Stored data

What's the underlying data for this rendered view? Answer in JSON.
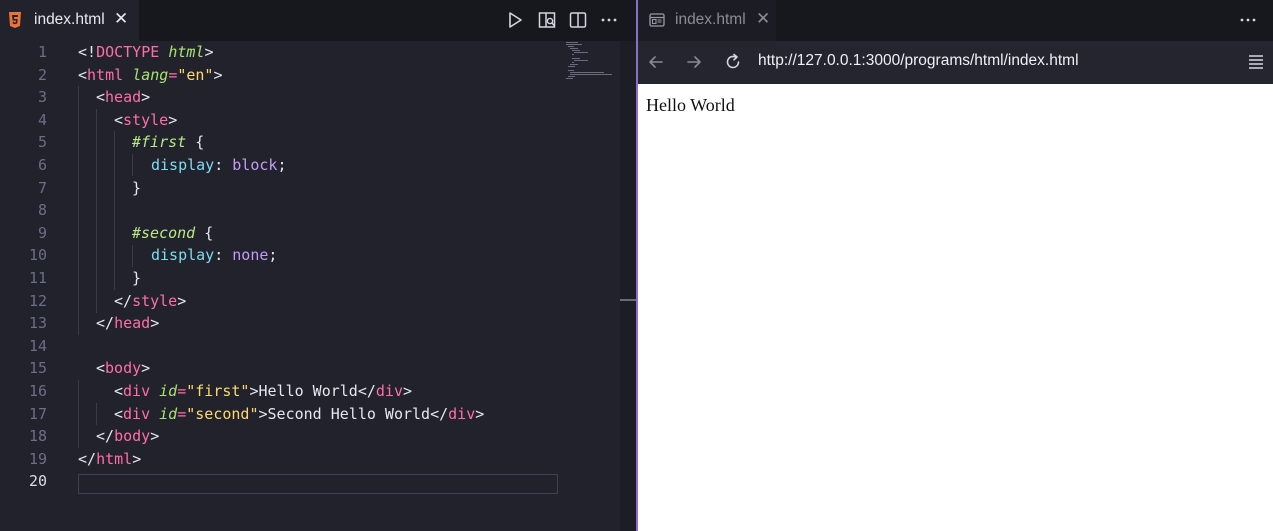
{
  "editor": {
    "tab_title": "index.html",
    "tab_close": "✕",
    "toolbar_icons": [
      "run-icon",
      "open-preview-icon",
      "split-editor-icon",
      "more-actions-icon"
    ],
    "line_numbers": [
      "1",
      "2",
      "3",
      "4",
      "5",
      "6",
      "7",
      "8",
      "9",
      "10",
      "11",
      "12",
      "13",
      "14",
      "15",
      "16",
      "17",
      "18",
      "19",
      "20"
    ],
    "active_line": "20",
    "code": {
      "l1": [
        "<!",
        "DOCTYPE",
        " ",
        "html",
        ">"
      ],
      "l2": [
        "<",
        "html",
        " ",
        "lang",
        "=",
        "\"en\"",
        ">"
      ],
      "l3": [
        "<",
        "head",
        ">"
      ],
      "l4": [
        "<",
        "style",
        ">"
      ],
      "l5": [
        "#first",
        " {"
      ],
      "l6": [
        "display",
        ": ",
        "block",
        ";"
      ],
      "l7": [
        "}"
      ],
      "l9": [
        "#second",
        " {"
      ],
      "l10": [
        "display",
        ": ",
        "none",
        ";"
      ],
      "l11": [
        "}"
      ],
      "l12": [
        "</",
        "style",
        ">"
      ],
      "l13": [
        "</",
        "head",
        ">"
      ],
      "l15": [
        "<",
        "body",
        ">"
      ],
      "l16": [
        "<",
        "div",
        " ",
        "id",
        "=",
        "\"first\"",
        ">Hello World</",
        "div",
        ">"
      ],
      "l17": [
        "<",
        "div",
        " ",
        "id",
        "=",
        "\"second\"",
        ">Second Hello World</",
        "div",
        ">"
      ],
      "l18": [
        "</",
        "body",
        ">"
      ],
      "l19": [
        "</",
        "html",
        ">"
      ]
    }
  },
  "browser": {
    "tab_title": "index.html",
    "tab_close": "✕",
    "url": "http://127.0.0.1:3000/programs/html/index.html",
    "content_text": "Hello World"
  },
  "colors": {
    "accent_divider": "#8a6fc4",
    "tag": "#ff6ea7",
    "attribute": "#a6e36f",
    "string": "#ffd86b",
    "css_property": "#7ddcf0",
    "css_value": "#c29cf5"
  }
}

## WHAT NEEDS TO BE DONE:
Of the lines in this listing, how many contain "Hello"? Reply with the number and nothing more.

## TASK RESULT:
3